Directive
Find every line below that contains the word "плита" and copy it out.

Items from a dataset
########

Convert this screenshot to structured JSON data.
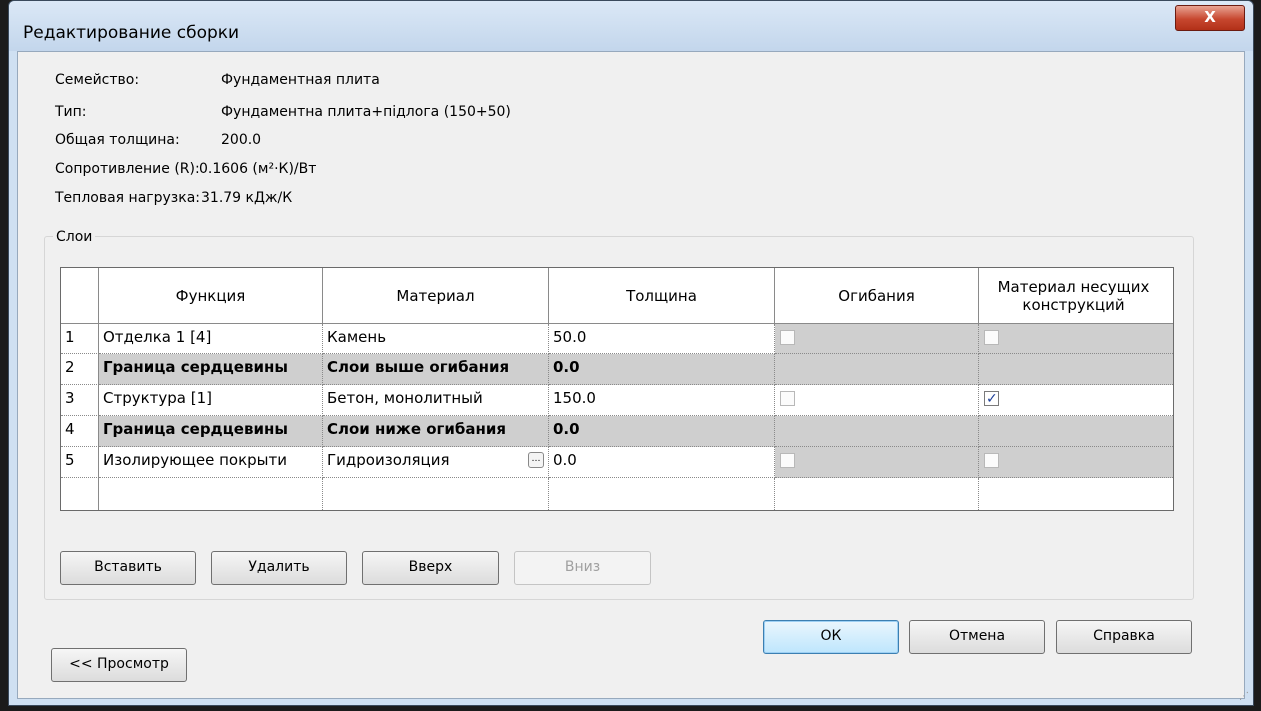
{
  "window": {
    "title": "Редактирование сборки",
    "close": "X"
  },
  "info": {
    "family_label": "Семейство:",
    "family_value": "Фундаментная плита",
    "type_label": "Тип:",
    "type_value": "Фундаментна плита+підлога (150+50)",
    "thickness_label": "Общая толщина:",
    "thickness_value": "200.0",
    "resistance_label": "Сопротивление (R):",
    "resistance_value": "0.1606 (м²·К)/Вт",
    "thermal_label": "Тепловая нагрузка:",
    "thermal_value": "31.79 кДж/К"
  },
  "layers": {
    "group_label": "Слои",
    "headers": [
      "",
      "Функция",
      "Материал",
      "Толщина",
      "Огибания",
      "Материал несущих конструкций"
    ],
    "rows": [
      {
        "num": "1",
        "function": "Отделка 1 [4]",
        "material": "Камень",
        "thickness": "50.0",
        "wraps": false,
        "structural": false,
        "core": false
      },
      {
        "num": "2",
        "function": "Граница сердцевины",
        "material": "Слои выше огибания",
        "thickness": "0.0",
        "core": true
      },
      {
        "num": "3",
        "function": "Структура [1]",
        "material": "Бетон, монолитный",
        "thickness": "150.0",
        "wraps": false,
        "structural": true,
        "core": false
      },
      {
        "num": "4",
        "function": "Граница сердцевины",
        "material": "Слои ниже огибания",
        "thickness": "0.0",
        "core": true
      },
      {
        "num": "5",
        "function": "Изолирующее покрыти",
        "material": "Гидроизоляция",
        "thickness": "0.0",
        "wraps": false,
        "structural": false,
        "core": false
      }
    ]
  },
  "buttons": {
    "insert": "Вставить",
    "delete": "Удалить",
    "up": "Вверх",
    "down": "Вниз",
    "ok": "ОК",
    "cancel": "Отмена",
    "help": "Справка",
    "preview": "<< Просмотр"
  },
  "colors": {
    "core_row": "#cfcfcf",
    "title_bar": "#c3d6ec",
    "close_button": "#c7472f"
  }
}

########

Solved exercise
    "family_value": "Фундаментная плита",
    "type_value": "Фундаментна плита+підлога (150+50)",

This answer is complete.